STATED TASK: Print the data exactly, leaving nothing out.

PROVIDED RECORDS:

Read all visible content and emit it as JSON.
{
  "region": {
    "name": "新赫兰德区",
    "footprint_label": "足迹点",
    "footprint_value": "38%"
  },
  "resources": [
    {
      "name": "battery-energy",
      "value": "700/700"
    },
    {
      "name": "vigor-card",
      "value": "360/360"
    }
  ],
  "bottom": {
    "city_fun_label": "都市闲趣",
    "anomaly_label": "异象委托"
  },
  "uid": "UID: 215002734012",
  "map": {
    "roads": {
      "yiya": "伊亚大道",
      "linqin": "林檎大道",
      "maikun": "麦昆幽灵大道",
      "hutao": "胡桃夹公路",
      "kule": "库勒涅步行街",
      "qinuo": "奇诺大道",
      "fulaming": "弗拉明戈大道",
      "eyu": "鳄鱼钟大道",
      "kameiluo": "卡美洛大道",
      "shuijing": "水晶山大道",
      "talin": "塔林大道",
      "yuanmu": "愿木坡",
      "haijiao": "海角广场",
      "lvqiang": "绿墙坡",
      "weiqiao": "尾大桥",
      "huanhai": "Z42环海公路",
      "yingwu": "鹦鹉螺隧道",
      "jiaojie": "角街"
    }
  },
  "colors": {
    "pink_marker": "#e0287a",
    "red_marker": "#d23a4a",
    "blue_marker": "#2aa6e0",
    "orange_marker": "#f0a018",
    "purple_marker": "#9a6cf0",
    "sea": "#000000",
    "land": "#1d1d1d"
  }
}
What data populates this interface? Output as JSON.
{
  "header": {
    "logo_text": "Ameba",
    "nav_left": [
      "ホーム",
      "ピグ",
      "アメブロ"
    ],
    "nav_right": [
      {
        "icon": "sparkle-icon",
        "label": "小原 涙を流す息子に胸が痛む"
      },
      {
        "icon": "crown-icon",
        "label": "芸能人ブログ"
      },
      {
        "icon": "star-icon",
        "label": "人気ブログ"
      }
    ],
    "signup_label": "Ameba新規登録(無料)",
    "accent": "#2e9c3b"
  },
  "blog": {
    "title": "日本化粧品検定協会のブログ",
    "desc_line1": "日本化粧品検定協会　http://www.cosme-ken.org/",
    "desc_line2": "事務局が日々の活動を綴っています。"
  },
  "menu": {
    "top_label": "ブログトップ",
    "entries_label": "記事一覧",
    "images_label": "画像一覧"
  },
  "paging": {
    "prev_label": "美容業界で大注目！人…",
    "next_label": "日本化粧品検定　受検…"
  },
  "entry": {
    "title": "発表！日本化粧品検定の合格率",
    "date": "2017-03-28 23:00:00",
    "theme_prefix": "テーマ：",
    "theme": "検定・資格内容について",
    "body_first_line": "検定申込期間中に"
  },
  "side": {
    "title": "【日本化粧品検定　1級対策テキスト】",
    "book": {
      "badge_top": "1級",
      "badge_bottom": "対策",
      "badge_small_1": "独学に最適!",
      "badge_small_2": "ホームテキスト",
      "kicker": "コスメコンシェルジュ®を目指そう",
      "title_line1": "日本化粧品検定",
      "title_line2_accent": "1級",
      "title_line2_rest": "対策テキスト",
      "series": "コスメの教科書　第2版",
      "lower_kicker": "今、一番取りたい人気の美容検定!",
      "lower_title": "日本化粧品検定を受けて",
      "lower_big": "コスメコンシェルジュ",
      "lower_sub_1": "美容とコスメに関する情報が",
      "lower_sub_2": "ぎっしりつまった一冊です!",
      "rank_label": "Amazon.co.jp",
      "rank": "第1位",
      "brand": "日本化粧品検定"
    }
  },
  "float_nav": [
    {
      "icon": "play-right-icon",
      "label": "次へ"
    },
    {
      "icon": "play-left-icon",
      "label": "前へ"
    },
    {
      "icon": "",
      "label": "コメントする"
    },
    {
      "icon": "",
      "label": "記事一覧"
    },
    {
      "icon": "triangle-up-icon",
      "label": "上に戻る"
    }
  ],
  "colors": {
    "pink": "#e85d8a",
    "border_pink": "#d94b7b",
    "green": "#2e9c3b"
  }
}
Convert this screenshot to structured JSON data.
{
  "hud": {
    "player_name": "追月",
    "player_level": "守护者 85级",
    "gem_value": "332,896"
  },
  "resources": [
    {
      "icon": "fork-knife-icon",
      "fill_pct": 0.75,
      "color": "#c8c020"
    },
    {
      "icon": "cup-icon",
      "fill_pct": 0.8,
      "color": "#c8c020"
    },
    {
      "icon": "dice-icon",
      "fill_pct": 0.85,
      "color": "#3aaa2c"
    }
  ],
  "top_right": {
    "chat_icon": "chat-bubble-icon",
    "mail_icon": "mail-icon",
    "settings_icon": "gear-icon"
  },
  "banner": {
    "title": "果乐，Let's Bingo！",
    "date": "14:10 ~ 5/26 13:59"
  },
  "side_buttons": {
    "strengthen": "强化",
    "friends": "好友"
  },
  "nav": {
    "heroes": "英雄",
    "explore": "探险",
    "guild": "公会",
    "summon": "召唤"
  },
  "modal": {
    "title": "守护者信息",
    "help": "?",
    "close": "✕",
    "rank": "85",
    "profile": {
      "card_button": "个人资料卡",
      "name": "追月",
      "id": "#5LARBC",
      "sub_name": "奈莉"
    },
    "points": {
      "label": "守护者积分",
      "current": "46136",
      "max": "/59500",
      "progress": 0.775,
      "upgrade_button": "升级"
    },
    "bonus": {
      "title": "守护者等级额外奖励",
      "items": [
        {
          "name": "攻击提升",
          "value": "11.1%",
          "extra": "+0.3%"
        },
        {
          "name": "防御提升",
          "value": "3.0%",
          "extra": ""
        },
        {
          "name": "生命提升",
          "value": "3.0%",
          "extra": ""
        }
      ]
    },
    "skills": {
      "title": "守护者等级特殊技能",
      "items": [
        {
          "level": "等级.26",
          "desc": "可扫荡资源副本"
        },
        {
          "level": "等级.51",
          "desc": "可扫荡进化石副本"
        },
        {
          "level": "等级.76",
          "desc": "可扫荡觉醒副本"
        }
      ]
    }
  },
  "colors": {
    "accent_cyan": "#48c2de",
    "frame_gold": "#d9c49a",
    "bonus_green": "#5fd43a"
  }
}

RESULT BELOW:
Read all visible content and emit it as JSON.
{
  "region": {
    "name": "新赫兰德区",
    "footprint_label": "足迹点",
    "footprint_value": "38%"
  },
  "resources": [
    {
      "name": "battery-energy",
      "value": "700/700"
    },
    {
      "name": "vigor-card",
      "value": "360/360"
    }
  ],
  "bottom": {
    "city_fun_label": "都市闲趣",
    "anomaly_label": "异象委托"
  },
  "uid": "UID: 215002734012",
  "map": {
    "roads": {
      "yiya": "伊亚大道",
      "linqin": "林檎大道",
      "maikun": "麦昆幽灵大道",
      "hutao": "胡桃夹公路",
      "kule": "库勒涅步行街",
      "qinuo": "奇诺大道",
      "fulaming": "弗拉明戈大道",
      "eyu": "鳄鱼钟大道",
      "kameiluo": "卡美洛大道",
      "shuijing": "水晶山大道",
      "talin": "塔林大道",
      "yuanmu": "愿木坡",
      "haijiao": "海角广场",
      "lvqiang": "绿墙坡",
      "weiqiao": "尾大桥",
      "huanhai": "Z42环海公路",
      "yingwu": "鹦鹉螺隧道",
      "jiaojie": "角街"
    }
  },
  "colors": {
    "pink_marker": "#e0287a",
    "red_marker": "#d23a4a",
    "blue_marker": "#2aa6e0",
    "orange_marker": "#f0a018",
    "purple_marker": "#9a6cf0",
    "sea": "#000000",
    "land": "#1d1d1d"
  }
}
What data populates this interface? Output as JSON.
{
  "header": {
    "logo_text": "Ameba",
    "nav_left": [
      "ホーム",
      "ピグ",
      "アメブロ"
    ],
    "nav_right": [
      {
        "icon": "sparkle-icon",
        "label": "小原 涙を流す息子に胸が痛む"
      },
      {
        "icon": "crown-icon",
        "label": "芸能人ブログ"
      },
      {
        "icon": "star-icon",
        "label": "人気ブログ"
      }
    ],
    "signup_label": "Ameba新規登録(無料)",
    "accent": "#2e9c3b"
  },
  "blog": {
    "title": "日本化粧品検定協会のブログ",
    "desc_line1": "日本化粧品検定協会　http://www.cosme-ken.org/",
    "desc_line2": "事務局が日々の活動を綴っています。"
  },
  "menu": {
    "top_label": "ブログトップ",
    "entries_label": "記事一覧",
    "images_label": "画像一覧"
  },
  "paging": {
    "prev_label": "美容業界で大注目！人…",
    "next_label": "日本化粧品検定　受検…"
  },
  "entry": {
    "title": "発表！日本化粧品検定の合格率",
    "date": "2017-03-28 23:00:00",
    "theme_prefix": "テーマ：",
    "theme": "検定・資格内容について",
    "body_first_line": "検定申込期間中に"
  },
  "side": {
    "title": "【日本化粧品検定　1級対策テキスト】",
    "book": {
      "badge_top": "1級",
      "badge_bottom": "対策",
      "badge_small_1": "独学に最適!",
      "badge_small_2": "ホームテキスト",
      "kicker": "コスメコンシェルジュ®を目指そう",
      "title_line1": "日本化粧品検定",
      "title_line2_accent": "1級",
      "title_line2_rest": "対策テキスト",
      "series": "コスメの教科書　第2版",
      "lower_kicker": "今、一番取りたい人気の美容検定!",
      "lower_title": "日本化粧品検定を受けて",
      "lower_big": "コスメコンシェルジュ",
      "lower_sub_1": "美容とコスメに関する情報が",
      "lower_sub_2": "ぎっしりつまった一冊です!",
      "rank_label": "Amazon.co.jp",
      "rank": "第1位",
      "brand": "日本化粧品検定"
    }
  },
  "float_nav": [
    {
      "icon": "play-right-icon",
      "label": "次へ"
    },
    {
      "icon": "play-left-icon",
      "label": "前へ"
    },
    {
      "icon": "",
      "label": "コメントする"
    },
    {
      "icon": "",
      "label": "記事一覧"
    },
    {
      "icon": "triangle-up-icon",
      "label": "上に戻る"
    }
  ],
  "colors": {
    "pink": "#e85d8a",
    "border_pink": "#d94b7b",
    "green": "#2e9c3b"
  }
}
Convert this screenshot to structured JSON data.
{
  "hud": {
    "player_name": "追月",
    "player_level": "守护者 85级",
    "gem_value": "332,896"
  },
  "resources": [
    {
      "icon": "fork-knife-icon",
      "fill_pct": 0.75,
      "color": "#c8c020"
    },
    {
      "icon": "cup-icon",
      "fill_pct": 0.8,
      "color": "#c8c020"
    },
    {
      "icon": "dice-icon",
      "fill_pct": 0.85,
      "color": "#3aaa2c"
    }
  ],
  "top_right": {
    "chat_icon": "chat-bubble-icon",
    "mail_icon": "mail-icon",
    "settings_icon": "gear-icon"
  },
  "banner": {
    "title": "果乐，Let's Bingo！",
    "date": "14:10 ~ 5/26 13:59"
  },
  "side_buttons": {
    "strengthen": "强化",
    "friends": "好友"
  },
  "nav": {
    "heroes": "英雄",
    "explore": "探险",
    "guild": "公会",
    "summon": "召唤"
  },
  "modal": {
    "title": "守护者信息",
    "help": "?",
    "close": "✕",
    "rank": "85",
    "profile": {
      "card_button": "个人资料卡",
      "name": "追月",
      "id": "#5LARBC",
      "sub_name": "奈莉"
    },
    "points": {
      "label": "守护者积分",
      "current": "46136",
      "max": "/59500",
      "progress": 0.775,
      "upgrade_button": "升级"
    },
    "bonus": {
      "title": "守护者等级额外奖励",
      "items": [
        {
          "name": "攻击提升",
          "value": "11.1%",
          "extra": "+0.3%"
        },
        {
          "name": "防御提升",
          "value": "3.0%",
          "extra": ""
        },
        {
          "name": "生命提升",
          "value": "3.0%",
          "extra": ""
        }
      ]
    },
    "skills": {
      "title": "守护者等级特殊技能",
      "items": [
        {
          "level": "等级.26",
          "desc": "可扫荡资源副本"
        },
        {
          "level": "等级.51",
          "desc": "可扫荡进化石副本"
        },
        {
          "level": "等级.76",
          "desc": "可扫荡觉醒副本"
        }
      ]
    }
  },
  "colors": {
    "accent_cyan": "#48c2de",
    "frame_gold": "#d9c49a",
    "bonus_green": "#5fd43a"
  }
}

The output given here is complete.